#### TO DO:
Quote every line as written. Omit pictures.

Entries with figure data:
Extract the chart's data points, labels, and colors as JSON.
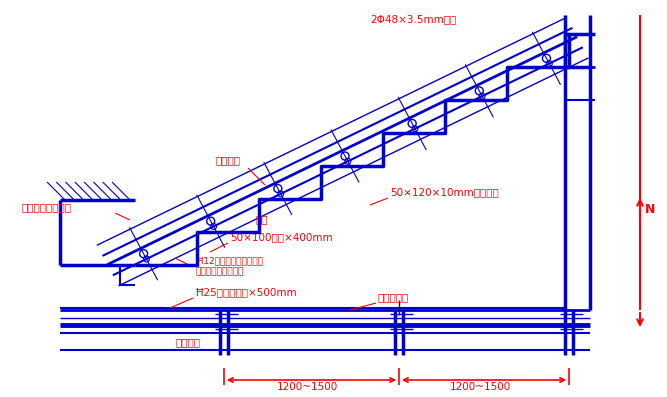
{
  "bg_color": "#ffffff",
  "blue": "#0000CD",
  "red": "#FF0000",
  "fig_w": 6.67,
  "fig_h": 3.97,
  "dpi": 100,
  "ann_label1": "2Φ48×3.5mm鈢管",
  "ann_label2": "七层模板",
  "ann_label3": "50×120×10mm鈢模卖片",
  "ann_label4": "起模图（成平台）",
  "ann_label5": "模组",
  "ann_label6": "50×100木方×400mm",
  "ann_label7": "Ħ12对拉蚂耕，间距一步",
  "ann_label8": "设一层，横向设两道",
  "ann_label9": "Ħ25防滑鈢钕头×500mm",
  "ann_label10": "鈢管水平杆",
  "ann_label11": "鈢管立杆",
  "ann_label12": "1200~1500",
  "ann_label13": "1200~1500"
}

#### COMPLETED EXERCISE:
Extract the chart's data points, labels, and colors as JSON.
{
  "bg_color": "#ffffff",
  "blue": "#0000CD",
  "red": "#FF0000",
  "fig_w": 6.67,
  "fig_h": 3.97,
  "dpi": 100,
  "ann_label1": "2Φ48×3.5mm鈢管",
  "ann_label2": "七层模板",
  "ann_label3": "50×120×10mm鈢模卖片",
  "ann_label4": "起模图（成平台）",
  "ann_label5": "模组",
  "ann_label6": "50×100木方×400mm",
  "ann_label7": "Ħ12对拉蚂耕，间距一步",
  "ann_label8": "设一层，横向设两道",
  "ann_label9": "Ħ25防滑鈢钕头×500mm",
  "ann_label10": "鈢管水平杆",
  "ann_label11": "鈢管立杆",
  "ann_label12": "1200~1500",
  "ann_label13": "1200~1500"
}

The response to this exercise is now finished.